**TASK GOAL**
Provide only the number of lines in the listing that contain the string "Mondays".

Lines of data:
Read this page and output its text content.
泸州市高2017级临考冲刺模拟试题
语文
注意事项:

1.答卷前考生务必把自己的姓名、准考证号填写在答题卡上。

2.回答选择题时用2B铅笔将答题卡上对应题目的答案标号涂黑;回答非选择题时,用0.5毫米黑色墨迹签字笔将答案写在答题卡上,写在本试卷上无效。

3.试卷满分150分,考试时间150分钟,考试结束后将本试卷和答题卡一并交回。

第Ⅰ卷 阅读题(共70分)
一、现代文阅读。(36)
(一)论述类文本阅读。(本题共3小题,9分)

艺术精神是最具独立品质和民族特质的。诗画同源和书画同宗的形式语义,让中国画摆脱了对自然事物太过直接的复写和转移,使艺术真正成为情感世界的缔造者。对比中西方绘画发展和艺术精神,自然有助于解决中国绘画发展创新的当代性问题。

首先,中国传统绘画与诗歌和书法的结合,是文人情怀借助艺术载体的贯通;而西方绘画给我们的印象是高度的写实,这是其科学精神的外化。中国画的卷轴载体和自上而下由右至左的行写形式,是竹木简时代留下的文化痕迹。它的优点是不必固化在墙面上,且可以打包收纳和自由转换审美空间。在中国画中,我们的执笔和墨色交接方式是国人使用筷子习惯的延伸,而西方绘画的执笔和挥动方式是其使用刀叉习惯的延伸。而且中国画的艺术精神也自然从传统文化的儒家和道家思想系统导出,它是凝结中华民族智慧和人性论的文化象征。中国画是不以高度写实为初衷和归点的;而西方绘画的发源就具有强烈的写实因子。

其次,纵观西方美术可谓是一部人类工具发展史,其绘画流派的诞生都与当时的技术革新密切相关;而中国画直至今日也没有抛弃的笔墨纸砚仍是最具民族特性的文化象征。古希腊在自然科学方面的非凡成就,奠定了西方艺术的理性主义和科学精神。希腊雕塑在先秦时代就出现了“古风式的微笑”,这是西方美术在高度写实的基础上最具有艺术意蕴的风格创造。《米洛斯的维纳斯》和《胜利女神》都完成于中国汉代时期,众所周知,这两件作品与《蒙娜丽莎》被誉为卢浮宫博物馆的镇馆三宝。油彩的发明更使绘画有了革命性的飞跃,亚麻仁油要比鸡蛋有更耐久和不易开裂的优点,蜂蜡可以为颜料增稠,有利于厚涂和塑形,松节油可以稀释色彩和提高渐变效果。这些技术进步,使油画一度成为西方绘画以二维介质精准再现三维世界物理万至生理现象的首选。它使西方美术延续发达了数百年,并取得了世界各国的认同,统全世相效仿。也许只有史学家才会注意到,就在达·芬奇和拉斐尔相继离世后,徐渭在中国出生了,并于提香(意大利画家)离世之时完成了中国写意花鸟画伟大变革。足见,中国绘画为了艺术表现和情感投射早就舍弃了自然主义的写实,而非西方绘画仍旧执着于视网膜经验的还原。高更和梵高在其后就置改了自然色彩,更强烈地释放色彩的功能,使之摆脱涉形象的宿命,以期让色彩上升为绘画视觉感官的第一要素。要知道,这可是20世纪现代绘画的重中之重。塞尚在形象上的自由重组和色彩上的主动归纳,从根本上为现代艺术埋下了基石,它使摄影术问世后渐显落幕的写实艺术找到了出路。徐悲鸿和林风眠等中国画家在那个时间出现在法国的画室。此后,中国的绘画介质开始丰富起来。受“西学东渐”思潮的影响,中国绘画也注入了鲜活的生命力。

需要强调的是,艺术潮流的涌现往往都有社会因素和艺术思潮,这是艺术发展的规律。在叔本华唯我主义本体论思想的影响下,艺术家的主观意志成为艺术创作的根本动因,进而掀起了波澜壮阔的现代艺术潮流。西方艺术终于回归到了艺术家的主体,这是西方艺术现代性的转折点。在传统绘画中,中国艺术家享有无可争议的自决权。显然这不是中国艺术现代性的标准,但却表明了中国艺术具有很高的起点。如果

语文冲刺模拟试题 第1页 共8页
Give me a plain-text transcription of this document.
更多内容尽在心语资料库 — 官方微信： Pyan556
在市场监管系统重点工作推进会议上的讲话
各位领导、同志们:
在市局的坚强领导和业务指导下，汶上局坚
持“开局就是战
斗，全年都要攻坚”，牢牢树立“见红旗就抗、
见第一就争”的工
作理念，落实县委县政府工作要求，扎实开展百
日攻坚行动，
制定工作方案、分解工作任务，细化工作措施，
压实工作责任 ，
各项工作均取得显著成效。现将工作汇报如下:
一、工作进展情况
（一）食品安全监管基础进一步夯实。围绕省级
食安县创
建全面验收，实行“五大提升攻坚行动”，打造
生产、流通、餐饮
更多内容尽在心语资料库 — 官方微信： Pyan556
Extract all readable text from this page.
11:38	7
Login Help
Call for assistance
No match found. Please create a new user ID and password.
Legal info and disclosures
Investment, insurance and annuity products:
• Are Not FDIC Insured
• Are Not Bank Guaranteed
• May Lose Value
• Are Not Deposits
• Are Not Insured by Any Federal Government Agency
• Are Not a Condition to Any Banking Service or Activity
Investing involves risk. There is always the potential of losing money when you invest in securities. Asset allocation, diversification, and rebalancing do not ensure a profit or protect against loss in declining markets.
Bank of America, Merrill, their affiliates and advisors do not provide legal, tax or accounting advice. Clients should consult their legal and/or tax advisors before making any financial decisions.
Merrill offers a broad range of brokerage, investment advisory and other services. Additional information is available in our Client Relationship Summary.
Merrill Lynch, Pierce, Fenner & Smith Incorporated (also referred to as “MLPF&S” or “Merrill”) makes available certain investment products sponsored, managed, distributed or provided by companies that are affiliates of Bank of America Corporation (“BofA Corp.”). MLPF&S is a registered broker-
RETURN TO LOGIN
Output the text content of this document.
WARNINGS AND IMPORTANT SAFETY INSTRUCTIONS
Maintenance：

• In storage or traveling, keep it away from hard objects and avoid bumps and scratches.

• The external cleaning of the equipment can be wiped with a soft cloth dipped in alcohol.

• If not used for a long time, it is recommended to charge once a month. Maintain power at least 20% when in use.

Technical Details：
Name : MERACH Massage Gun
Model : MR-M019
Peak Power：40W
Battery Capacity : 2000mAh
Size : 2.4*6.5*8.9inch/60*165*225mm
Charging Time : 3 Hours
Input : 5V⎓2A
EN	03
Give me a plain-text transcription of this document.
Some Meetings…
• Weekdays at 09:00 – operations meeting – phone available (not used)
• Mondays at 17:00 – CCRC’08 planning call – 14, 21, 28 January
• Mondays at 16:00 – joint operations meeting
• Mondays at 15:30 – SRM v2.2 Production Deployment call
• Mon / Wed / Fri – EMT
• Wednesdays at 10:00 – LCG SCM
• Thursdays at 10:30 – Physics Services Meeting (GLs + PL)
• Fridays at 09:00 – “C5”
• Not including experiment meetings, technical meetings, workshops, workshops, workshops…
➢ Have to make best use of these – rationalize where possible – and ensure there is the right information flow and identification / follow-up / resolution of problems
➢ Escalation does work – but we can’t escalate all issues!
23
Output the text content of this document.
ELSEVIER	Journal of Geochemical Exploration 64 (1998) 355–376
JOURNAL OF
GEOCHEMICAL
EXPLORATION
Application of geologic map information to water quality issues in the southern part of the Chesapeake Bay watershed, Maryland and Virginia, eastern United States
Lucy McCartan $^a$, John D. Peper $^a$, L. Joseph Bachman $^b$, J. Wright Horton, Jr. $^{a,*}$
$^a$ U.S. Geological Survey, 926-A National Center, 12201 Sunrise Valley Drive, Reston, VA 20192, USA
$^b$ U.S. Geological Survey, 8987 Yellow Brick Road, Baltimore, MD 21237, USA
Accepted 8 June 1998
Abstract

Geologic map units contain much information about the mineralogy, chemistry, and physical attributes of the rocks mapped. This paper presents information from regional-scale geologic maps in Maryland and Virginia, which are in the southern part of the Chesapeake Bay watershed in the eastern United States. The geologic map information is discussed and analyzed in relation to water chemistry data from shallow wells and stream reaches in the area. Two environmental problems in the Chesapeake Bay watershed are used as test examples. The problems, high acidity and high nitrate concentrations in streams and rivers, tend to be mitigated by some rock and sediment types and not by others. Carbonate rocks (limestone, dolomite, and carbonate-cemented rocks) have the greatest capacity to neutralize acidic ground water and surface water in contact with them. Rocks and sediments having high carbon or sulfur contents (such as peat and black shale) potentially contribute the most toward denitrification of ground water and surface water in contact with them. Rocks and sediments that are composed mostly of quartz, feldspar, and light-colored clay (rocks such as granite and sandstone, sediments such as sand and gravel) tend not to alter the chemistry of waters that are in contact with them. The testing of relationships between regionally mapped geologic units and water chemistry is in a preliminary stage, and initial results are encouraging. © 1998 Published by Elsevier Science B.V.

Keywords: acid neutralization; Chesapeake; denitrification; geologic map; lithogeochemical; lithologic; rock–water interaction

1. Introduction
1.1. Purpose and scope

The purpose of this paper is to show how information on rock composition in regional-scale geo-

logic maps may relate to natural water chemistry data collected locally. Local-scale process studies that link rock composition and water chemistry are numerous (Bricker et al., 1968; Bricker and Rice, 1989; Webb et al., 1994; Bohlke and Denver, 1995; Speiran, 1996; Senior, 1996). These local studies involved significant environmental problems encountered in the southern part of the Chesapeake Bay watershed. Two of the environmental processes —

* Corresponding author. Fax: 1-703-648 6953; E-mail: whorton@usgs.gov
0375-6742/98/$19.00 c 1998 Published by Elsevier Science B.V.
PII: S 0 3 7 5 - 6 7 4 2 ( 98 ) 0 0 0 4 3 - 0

**ANSWER**
3